**Exercise instructions:** Look for "defensa" in every line of the listing. Copy the lines that have it.

+ + + +

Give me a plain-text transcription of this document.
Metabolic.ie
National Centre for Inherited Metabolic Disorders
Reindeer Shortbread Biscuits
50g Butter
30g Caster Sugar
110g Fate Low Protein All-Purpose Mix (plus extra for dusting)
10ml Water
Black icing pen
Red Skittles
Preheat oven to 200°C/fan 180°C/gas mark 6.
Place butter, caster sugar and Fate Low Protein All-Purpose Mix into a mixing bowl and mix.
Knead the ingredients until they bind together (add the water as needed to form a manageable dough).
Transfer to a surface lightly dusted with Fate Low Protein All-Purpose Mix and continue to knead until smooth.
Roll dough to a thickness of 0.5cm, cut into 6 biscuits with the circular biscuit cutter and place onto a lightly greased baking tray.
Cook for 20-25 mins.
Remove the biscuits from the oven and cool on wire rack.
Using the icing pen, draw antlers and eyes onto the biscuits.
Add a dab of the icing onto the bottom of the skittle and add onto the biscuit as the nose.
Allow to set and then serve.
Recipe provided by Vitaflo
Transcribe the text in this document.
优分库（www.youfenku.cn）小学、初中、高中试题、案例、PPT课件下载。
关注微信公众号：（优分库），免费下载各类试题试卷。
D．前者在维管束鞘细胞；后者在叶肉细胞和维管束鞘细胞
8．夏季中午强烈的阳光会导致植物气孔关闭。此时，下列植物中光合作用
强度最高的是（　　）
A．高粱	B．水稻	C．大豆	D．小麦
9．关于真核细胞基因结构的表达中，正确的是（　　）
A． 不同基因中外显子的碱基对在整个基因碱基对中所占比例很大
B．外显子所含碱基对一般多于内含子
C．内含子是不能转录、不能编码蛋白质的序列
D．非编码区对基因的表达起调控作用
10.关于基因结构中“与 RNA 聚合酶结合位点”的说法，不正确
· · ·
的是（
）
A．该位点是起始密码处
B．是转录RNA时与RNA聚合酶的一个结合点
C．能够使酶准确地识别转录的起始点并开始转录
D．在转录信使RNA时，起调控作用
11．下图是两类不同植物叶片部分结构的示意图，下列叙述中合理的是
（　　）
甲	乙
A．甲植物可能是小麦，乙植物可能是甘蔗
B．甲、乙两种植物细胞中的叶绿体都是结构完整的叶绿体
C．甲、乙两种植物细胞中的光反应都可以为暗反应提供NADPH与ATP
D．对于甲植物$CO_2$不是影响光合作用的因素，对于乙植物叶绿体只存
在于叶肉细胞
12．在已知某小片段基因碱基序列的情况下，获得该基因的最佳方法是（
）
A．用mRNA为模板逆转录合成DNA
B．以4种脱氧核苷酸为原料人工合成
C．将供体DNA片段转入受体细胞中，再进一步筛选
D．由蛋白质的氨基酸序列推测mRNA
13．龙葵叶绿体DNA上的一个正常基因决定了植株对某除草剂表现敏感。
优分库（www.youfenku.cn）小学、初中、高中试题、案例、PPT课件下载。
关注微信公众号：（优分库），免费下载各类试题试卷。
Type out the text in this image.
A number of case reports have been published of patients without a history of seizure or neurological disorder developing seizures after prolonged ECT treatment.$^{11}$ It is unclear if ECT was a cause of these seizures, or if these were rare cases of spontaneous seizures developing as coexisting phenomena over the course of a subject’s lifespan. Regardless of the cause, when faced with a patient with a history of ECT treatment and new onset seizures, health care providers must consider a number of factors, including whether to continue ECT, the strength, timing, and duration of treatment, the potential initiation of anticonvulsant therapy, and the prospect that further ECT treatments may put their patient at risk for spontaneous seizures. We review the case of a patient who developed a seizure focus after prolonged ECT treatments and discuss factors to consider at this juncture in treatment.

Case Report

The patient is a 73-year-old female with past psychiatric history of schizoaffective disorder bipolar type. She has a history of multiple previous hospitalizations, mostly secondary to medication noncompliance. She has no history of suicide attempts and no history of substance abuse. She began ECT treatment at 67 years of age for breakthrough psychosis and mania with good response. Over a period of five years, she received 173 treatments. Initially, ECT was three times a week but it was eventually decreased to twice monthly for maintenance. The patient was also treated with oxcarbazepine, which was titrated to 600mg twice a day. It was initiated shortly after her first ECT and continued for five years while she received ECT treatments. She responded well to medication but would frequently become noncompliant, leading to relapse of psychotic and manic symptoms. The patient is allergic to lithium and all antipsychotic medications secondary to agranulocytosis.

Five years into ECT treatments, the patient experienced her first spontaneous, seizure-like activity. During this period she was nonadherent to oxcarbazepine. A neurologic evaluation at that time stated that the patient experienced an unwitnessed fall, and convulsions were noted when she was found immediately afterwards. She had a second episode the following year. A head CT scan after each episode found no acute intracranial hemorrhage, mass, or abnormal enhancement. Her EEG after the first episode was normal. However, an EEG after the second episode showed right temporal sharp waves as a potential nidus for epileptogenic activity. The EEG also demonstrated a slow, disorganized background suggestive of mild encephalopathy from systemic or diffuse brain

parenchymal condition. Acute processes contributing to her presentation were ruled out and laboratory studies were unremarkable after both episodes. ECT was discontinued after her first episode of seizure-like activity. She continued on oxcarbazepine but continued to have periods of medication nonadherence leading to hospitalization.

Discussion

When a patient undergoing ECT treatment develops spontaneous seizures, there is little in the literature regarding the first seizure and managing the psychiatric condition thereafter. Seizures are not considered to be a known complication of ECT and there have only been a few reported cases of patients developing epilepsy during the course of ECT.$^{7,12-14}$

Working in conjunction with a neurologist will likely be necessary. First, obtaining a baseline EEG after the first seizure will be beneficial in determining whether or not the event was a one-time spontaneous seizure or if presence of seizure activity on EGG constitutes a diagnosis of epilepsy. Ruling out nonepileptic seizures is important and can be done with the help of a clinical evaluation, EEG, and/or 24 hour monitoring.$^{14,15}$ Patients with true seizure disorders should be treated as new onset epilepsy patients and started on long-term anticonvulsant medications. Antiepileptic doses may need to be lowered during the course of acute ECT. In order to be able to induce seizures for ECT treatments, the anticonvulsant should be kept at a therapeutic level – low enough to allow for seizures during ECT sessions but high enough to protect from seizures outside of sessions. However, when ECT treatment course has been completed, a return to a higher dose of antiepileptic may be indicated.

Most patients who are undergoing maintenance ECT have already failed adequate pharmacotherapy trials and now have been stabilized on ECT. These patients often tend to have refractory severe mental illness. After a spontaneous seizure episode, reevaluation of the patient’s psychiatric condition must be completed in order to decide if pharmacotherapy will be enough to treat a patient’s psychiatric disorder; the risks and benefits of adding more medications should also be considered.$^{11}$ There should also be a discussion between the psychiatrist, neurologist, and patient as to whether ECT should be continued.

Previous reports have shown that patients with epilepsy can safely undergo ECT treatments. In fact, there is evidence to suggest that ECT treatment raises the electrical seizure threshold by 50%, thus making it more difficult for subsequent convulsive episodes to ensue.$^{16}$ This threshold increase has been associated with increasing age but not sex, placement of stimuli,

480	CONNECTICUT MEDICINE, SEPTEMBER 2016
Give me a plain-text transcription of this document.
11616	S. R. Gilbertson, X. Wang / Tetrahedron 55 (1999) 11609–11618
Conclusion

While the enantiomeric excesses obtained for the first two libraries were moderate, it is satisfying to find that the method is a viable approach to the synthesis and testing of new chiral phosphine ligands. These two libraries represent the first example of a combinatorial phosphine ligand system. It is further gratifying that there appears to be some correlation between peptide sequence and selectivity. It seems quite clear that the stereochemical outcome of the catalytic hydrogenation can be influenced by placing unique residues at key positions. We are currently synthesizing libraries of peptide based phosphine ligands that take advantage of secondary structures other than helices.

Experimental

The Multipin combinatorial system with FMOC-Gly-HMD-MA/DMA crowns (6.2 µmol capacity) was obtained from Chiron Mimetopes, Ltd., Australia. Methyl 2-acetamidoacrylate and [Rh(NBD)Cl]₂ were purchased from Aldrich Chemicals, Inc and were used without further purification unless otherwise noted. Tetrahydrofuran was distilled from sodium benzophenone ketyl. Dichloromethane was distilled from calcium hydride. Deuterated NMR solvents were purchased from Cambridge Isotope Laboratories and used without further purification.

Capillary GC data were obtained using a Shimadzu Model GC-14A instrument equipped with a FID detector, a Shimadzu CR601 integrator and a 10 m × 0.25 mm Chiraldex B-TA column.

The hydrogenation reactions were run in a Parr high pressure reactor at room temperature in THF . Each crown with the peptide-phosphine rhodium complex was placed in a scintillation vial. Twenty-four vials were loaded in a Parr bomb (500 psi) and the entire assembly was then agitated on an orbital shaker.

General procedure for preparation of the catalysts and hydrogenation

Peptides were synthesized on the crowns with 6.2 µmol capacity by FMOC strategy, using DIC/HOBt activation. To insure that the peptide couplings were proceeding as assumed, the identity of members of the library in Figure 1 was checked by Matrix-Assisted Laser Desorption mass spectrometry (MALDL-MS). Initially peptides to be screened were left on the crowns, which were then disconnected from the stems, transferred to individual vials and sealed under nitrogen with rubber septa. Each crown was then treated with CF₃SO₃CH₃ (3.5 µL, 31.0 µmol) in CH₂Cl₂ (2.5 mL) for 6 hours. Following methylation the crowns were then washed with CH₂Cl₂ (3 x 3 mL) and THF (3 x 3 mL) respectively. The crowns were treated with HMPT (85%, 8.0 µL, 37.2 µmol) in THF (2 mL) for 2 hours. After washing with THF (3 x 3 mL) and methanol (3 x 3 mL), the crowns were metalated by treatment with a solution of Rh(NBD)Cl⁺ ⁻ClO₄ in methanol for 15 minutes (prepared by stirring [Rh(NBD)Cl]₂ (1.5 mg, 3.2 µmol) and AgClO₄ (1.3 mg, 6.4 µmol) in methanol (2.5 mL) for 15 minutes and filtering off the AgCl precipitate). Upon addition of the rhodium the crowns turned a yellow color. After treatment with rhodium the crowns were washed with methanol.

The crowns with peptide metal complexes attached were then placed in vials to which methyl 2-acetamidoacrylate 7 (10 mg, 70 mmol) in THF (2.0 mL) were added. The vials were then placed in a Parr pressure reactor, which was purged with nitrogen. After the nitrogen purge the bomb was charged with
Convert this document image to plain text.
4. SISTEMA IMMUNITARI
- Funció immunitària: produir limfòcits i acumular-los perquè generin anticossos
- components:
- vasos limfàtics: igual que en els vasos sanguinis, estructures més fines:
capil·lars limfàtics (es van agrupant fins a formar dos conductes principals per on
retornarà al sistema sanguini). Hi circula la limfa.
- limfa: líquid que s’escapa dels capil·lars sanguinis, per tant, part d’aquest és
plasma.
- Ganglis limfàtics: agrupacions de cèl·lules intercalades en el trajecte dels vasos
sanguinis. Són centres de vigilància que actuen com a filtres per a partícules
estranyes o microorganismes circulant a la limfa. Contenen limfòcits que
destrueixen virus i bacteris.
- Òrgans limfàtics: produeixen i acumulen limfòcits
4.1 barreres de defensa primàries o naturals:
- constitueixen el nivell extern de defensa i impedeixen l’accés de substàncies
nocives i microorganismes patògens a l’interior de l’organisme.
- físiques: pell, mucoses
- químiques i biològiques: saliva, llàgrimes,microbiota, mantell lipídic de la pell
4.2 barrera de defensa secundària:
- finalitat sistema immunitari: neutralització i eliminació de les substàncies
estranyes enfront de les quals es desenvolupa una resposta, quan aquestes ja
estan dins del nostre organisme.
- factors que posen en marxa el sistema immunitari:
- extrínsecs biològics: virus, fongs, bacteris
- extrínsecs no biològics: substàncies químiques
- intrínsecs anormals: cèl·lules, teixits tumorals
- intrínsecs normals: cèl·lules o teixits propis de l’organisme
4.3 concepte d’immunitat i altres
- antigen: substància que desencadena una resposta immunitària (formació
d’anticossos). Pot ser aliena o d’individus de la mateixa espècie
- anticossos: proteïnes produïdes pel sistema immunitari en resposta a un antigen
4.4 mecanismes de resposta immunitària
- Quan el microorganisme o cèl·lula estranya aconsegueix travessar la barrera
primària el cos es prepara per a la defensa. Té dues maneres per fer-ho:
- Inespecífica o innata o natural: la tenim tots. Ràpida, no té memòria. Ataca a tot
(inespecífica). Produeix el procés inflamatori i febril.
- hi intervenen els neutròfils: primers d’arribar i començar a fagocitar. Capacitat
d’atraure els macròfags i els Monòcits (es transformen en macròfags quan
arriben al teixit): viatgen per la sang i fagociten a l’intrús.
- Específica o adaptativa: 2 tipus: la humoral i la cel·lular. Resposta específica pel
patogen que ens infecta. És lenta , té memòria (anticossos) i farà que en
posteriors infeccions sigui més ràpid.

+ + + +

**Task result:**
4.1 barreres de defensa primàries o naturals:
- constitueixen el nivell extern de defensa i impedeixen l’accés de substàncies
4.2 barrera de defensa secundària:
primària el cos es prepara per a la defensa. Té dues maneres per fer-ho:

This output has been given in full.